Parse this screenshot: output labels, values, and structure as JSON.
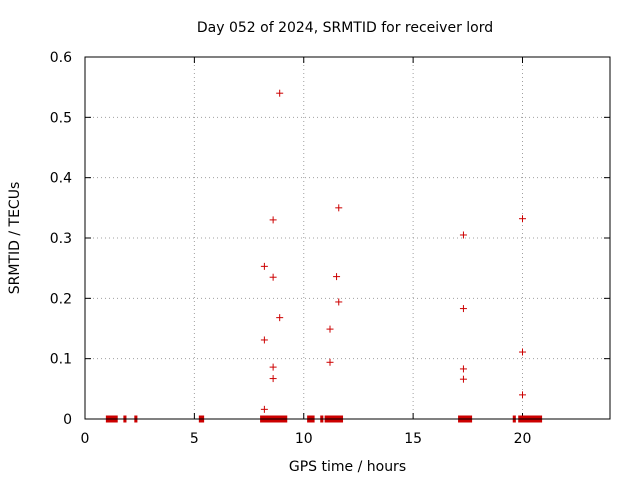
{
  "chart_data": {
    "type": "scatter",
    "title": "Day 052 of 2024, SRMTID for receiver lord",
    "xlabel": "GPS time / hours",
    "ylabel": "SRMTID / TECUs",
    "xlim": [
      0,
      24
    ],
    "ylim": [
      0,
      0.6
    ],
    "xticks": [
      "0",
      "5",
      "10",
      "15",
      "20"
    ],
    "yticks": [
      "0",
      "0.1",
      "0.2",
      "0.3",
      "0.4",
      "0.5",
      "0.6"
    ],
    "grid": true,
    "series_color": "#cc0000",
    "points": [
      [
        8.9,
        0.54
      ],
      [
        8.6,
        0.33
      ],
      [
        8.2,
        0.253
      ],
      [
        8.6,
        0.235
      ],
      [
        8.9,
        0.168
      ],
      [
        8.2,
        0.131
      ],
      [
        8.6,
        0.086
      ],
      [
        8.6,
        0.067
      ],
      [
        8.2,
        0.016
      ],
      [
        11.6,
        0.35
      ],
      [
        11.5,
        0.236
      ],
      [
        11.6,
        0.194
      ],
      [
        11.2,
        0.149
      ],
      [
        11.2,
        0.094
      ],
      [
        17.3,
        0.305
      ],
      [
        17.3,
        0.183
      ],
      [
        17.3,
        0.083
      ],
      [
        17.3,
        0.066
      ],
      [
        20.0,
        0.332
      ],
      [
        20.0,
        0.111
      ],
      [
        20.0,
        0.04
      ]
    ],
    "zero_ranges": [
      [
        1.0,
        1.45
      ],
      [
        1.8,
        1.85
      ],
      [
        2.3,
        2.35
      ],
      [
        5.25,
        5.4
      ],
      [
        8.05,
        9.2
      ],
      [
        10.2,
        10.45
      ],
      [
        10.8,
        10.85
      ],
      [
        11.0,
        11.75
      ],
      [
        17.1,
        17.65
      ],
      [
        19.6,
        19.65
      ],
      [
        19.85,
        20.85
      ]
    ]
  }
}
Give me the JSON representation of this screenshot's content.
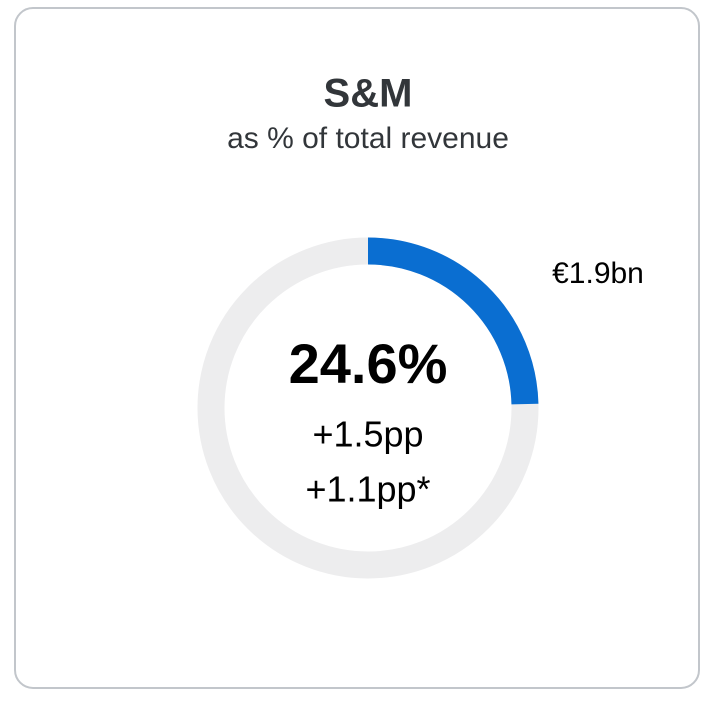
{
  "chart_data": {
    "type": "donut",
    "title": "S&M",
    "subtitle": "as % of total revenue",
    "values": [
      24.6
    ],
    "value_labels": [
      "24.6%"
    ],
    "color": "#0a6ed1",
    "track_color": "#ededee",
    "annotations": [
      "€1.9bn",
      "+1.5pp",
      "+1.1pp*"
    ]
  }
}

........

Copy each line of the data above that holds "values".

## Response
Parse this screenshot: output labels, values, and structure as JSON.
    "values": [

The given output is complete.